What to produce: From the listing that follows, extract every line and set it down unaltered.

Stored records:
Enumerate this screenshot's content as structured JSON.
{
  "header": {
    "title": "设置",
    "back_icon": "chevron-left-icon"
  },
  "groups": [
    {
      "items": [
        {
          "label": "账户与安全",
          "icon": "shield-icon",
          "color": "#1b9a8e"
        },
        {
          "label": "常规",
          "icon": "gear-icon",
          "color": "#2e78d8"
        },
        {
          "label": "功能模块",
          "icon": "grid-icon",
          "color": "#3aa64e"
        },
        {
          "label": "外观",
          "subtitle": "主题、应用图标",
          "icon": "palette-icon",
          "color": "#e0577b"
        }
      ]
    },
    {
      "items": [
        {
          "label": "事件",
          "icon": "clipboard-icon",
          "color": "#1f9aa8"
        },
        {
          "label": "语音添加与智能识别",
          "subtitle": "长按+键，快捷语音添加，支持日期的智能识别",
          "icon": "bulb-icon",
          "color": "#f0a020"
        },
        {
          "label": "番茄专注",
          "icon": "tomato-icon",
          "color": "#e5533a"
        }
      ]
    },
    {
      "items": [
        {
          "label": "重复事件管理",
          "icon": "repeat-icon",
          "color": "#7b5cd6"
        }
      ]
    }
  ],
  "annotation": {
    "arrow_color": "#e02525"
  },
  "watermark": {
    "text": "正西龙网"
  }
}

Result for this task:
Enumerate this screenshot's content as structured JSON.
{
  "header": {
    "title": "设置",
    "back_icon": "chevron-left-icon"
  },
  "groups": [
    {
      "items": [
        {
          "label": "账户与安全",
          "icon": "shield-icon",
          "color": "#1b9a8e"
        },
        {
          "label": "常规",
          "icon": "gear-icon",
          "color": "#2e78d8"
        },
        {
          "label": "功能模块",
          "icon": "grid-icon",
          "color": "#3aa64e"
        },
        {
          "label": "外观",
          "subtitle": "主题、应用图标",
          "icon": "palette-icon",
          "color": "#e0577b"
        }
      ]
    },
    {
      "items": [
        {
          "label": "事件",
          "icon": "clipboard-icon",
          "color": "#1f9aa8"
        },
        {
          "label": "语音添加与智能识别",
          "subtitle": "长按+键，快捷语音添加，支持日期的智能识别",
          "icon": "bulb-icon",
          "color": "#f0a020"
        },
        {
          "label": "番茄专注",
          "icon": "tomato-icon",
          "color": "#e5533a"
        }
      ]
    },
    {
      "items": [
        {
          "label": "重复事件管理",
          "icon": "repeat-icon",
          "color": "#7b5cd6"
        }
      ]
    }
  ],
  "annotation": {
    "arrow_color": "#e02525"
  },
  "watermark": {
    "text": "正西龙网"
  }
}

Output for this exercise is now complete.